■ Exercise brief:
Reproduce all entries word for word.

— start of Records supplied —

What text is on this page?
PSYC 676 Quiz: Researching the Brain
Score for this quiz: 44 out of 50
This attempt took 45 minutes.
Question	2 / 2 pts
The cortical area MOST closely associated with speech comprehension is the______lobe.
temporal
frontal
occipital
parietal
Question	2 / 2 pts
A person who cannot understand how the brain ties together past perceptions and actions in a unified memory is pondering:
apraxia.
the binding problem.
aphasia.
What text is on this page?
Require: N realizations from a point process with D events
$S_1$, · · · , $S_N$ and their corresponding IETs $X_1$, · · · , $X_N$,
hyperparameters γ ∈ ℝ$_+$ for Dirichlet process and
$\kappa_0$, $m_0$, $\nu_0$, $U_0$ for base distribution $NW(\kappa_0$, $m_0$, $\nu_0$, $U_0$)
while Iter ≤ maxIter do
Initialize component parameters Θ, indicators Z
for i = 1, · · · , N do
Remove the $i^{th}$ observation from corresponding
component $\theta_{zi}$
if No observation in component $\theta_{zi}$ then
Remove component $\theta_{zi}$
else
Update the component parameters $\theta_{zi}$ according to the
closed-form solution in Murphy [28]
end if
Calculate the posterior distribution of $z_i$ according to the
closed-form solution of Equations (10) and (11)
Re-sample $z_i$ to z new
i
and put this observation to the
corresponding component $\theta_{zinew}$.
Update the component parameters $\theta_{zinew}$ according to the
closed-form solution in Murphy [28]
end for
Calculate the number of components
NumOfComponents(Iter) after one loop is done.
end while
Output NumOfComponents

— end of Records supplied —

■ Output for this task:
What text is on this page?
PSYC 676 Quiz: Researching the Brain
Score for this quiz: 44 out of 50
This attempt took 45 minutes.
Question	2 / 2 pts
The cortical area MOST closely associated with speech comprehension is the______lobe.
temporal
frontal
occipital
parietal
Question	2 / 2 pts
A person who cannot understand how the brain ties together past perceptions and actions in a unified memory is pondering:
apraxia.
the binding problem.
aphasia.
What text is on this page?
Require: N realizations from a point process with D events
$S_1$, · · · , $S_N$ and their corresponding IETs $X_1$, · · · , $X_N$,
hyperparameters γ ∈ ℝ$_+$ for Dirichlet process and
$\kappa_0$, $m_0$, $\nu_0$, $U_0$ for base distribution $NW(\kappa_0$, $m_0$, $\nu_0$, $U_0$)
while Iter ≤ maxIter do
Initialize component parameters Θ, indicators Z
for i = 1, · · · , N do
Remove the $i^{th}$ observation from corresponding
component $\theta_{zi}$
if No observation in component $\theta_{zi}$ then
Remove component $\theta_{zi}$
else
Update the component parameters $\theta_{zi}$ according to the
closed-form solution in Murphy [28]
end if
Calculate the posterior distribution of $z_i$ according to the
closed-form solution of Equations (10) and (11)
Re-sample $z_i$ to z new
i
and put this observation to the
corresponding component $\theta_{zinew}$.
Update the component parameters $\theta_{zinew}$ according to the
closed-form solution in Murphy [28]
end for
Calculate the number of components
NumOfComponents(Iter) after one loop is done.
end while
Output NumOfComponents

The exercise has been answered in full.